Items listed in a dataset
+---+

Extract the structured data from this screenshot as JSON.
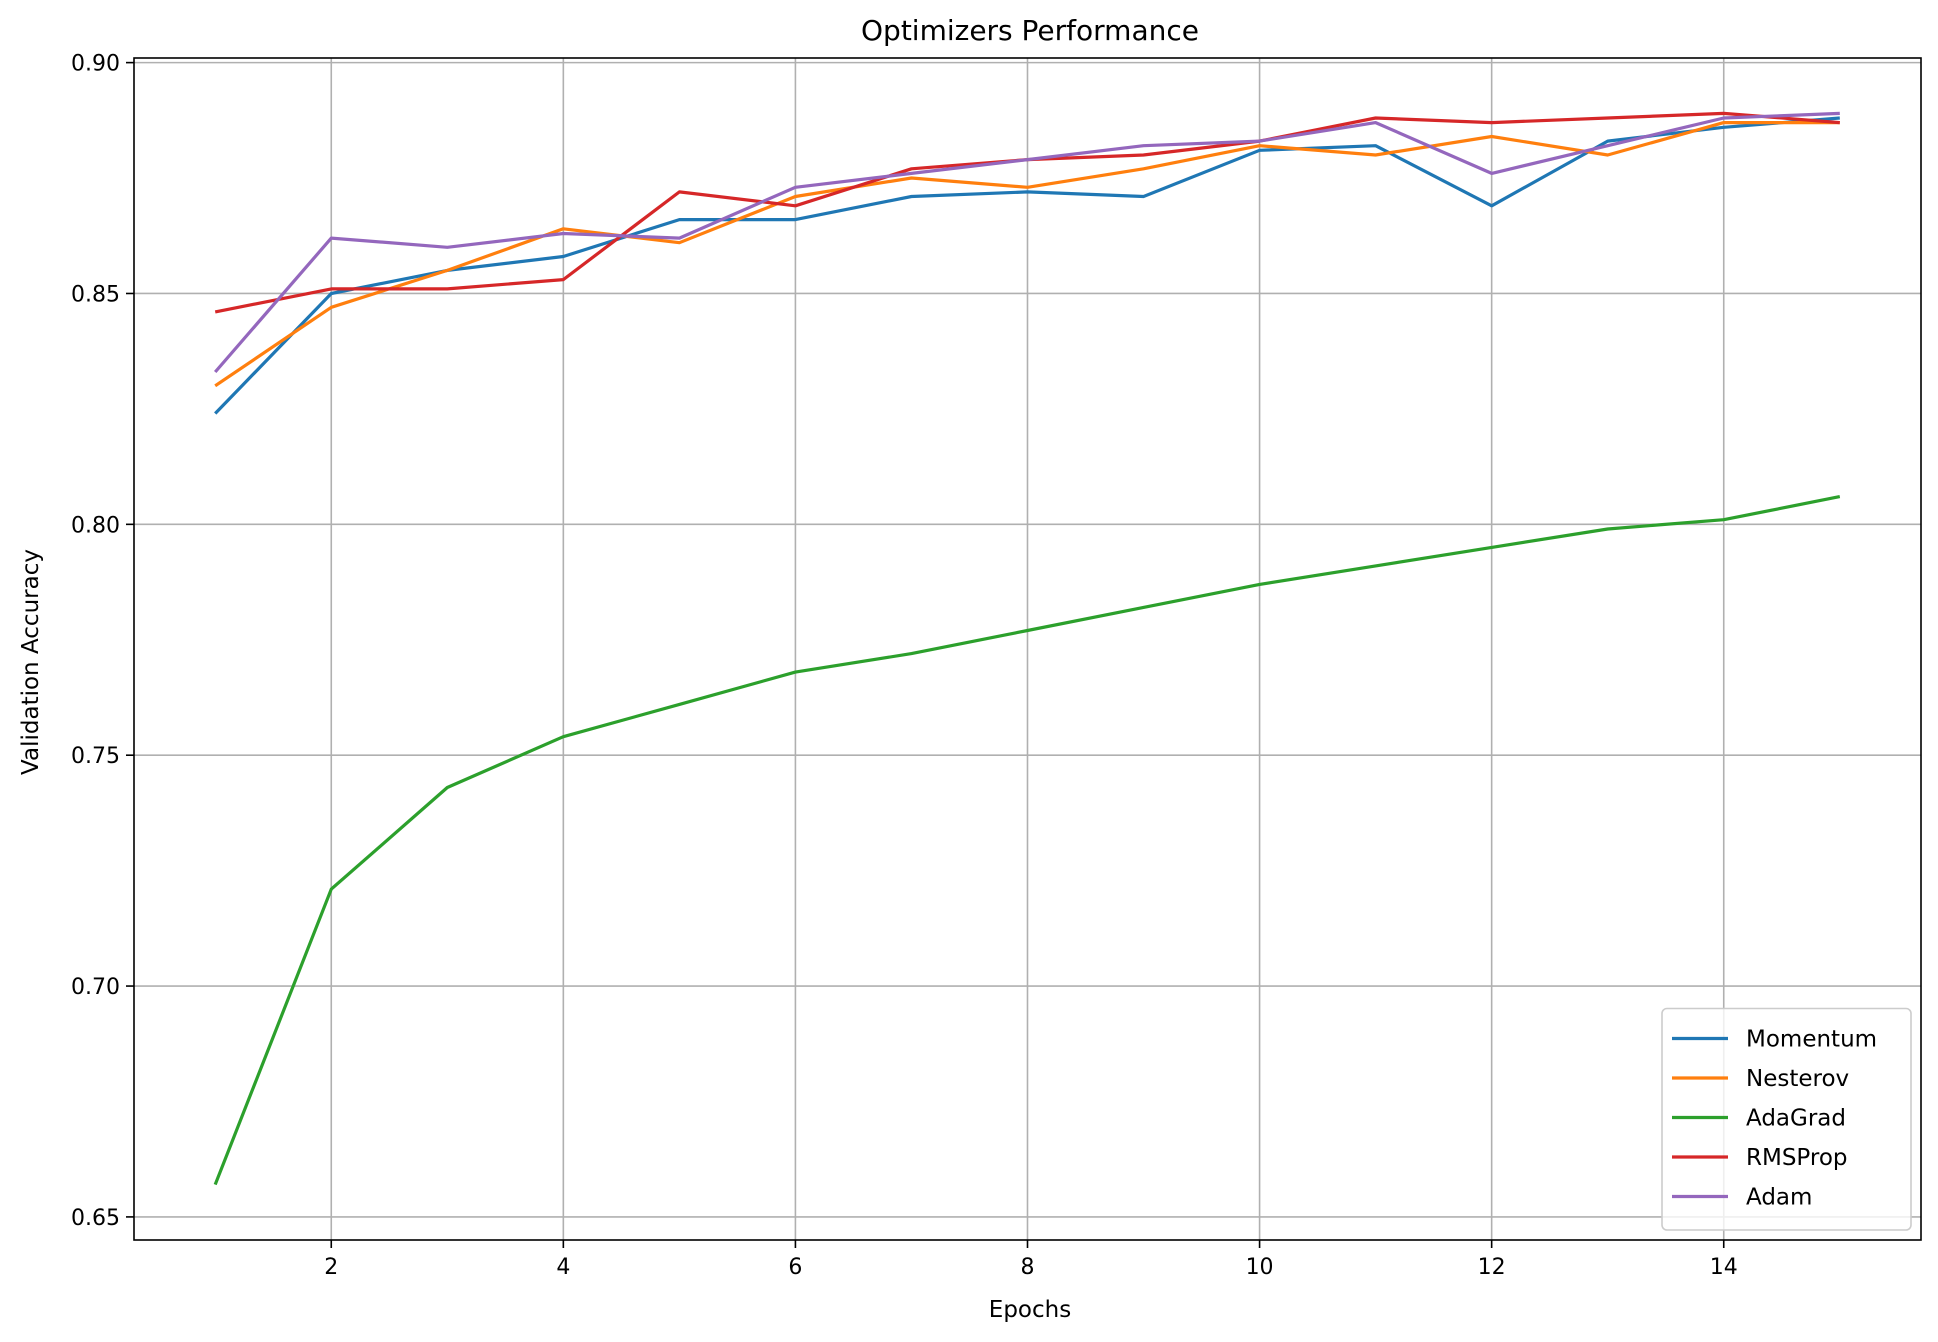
{
  "chart_data": {
    "type": "line",
    "title": "Optimizers Performance",
    "xlabel": "Epochs",
    "ylabel": "Validation Accuracy",
    "xlim": [
      0.3,
      15.7
    ],
    "ylim": [
      0.645,
      0.901
    ],
    "xticks": [
      2,
      4,
      6,
      8,
      10,
      12,
      14
    ],
    "yticks": [
      0.65,
      0.7,
      0.75,
      0.8,
      0.85,
      0.9
    ],
    "ytick_labels": [
      "0.65",
      "0.70",
      "0.75",
      "0.80",
      "0.85",
      "0.90"
    ],
    "grid": true,
    "legend_position": "lower-right",
    "x": [
      1,
      2,
      3,
      4,
      5,
      6,
      7,
      8,
      9,
      10,
      11,
      12,
      13,
      14,
      15
    ],
    "series": [
      {
        "name": "Momentum",
        "color": "#1f77b4",
        "values": [
          0.824,
          0.85,
          0.855,
          0.858,
          0.866,
          0.866,
          0.871,
          0.872,
          0.871,
          0.881,
          0.882,
          0.869,
          0.883,
          0.886,
          0.888
        ]
      },
      {
        "name": "Nesterov",
        "color": "#ff7f0e",
        "values": [
          0.83,
          0.847,
          0.855,
          0.864,
          0.861,
          0.871,
          0.875,
          0.873,
          0.877,
          0.882,
          0.88,
          0.884,
          0.88,
          0.887,
          0.887
        ]
      },
      {
        "name": "AdaGrad",
        "color": "#2ca02c",
        "values": [
          0.657,
          0.721,
          0.743,
          0.754,
          0.761,
          0.768,
          0.772,
          0.777,
          0.782,
          0.787,
          0.791,
          0.795,
          0.799,
          0.801,
          0.806
        ]
      },
      {
        "name": "RMSProp",
        "color": "#d62728",
        "values": [
          0.846,
          0.851,
          0.851,
          0.853,
          0.872,
          0.869,
          0.877,
          0.879,
          0.88,
          0.883,
          0.888,
          0.887,
          0.888,
          0.889,
          0.887
        ]
      },
      {
        "name": "Adam",
        "color": "#9467bd",
        "values": [
          0.833,
          0.862,
          0.86,
          0.863,
          0.862,
          0.873,
          0.876,
          0.879,
          0.882,
          0.883,
          0.887,
          0.876,
          0.882,
          0.888,
          0.889
        ]
      }
    ]
  }
}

+---+

_DIRECTIONS FOR THIS TASK:_
Return all of the data exactly as written, and drop the pictures.

_TASK OUTPUT:_
Extract the structured data from this screenshot as JSON.
{
  "chart_data": {
    "type": "line",
    "title": "Optimizers Performance",
    "xlabel": "Epochs",
    "ylabel": "Validation Accuracy",
    "xlim": [
      0.3,
      15.7
    ],
    "ylim": [
      0.645,
      0.901
    ],
    "xticks": [
      2,
      4,
      6,
      8,
      10,
      12,
      14
    ],
    "yticks": [
      0.65,
      0.7,
      0.75,
      0.8,
      0.85,
      0.9
    ],
    "ytick_labels": [
      "0.65",
      "0.70",
      "0.75",
      "0.80",
      "0.85",
      "0.90"
    ],
    "grid": true,
    "legend_position": "lower-right",
    "x": [
      1,
      2,
      3,
      4,
      5,
      6,
      7,
      8,
      9,
      10,
      11,
      12,
      13,
      14,
      15
    ],
    "series": [
      {
        "name": "Momentum",
        "color": "#1f77b4",
        "values": [
          0.824,
          0.85,
          0.855,
          0.858,
          0.866,
          0.866,
          0.871,
          0.872,
          0.871,
          0.881,
          0.882,
          0.869,
          0.883,
          0.886,
          0.888
        ]
      },
      {
        "name": "Nesterov",
        "color": "#ff7f0e",
        "values": [
          0.83,
          0.847,
          0.855,
          0.864,
          0.861,
          0.871,
          0.875,
          0.873,
          0.877,
          0.882,
          0.88,
          0.884,
          0.88,
          0.887,
          0.887
        ]
      },
      {
        "name": "AdaGrad",
        "color": "#2ca02c",
        "values": [
          0.657,
          0.721,
          0.743,
          0.754,
          0.761,
          0.768,
          0.772,
          0.777,
          0.782,
          0.787,
          0.791,
          0.795,
          0.799,
          0.801,
          0.806
        ]
      },
      {
        "name": "RMSProp",
        "color": "#d62728",
        "values": [
          0.846,
          0.851,
          0.851,
          0.853,
          0.872,
          0.869,
          0.877,
          0.879,
          0.88,
          0.883,
          0.888,
          0.887,
          0.888,
          0.889,
          0.887
        ]
      },
      {
        "name": "Adam",
        "color": "#9467bd",
        "values": [
          0.833,
          0.862,
          0.86,
          0.863,
          0.862,
          0.873,
          0.876,
          0.879,
          0.882,
          0.883,
          0.887,
          0.876,
          0.882,
          0.888,
          0.889
        ]
      }
    ]
  }
}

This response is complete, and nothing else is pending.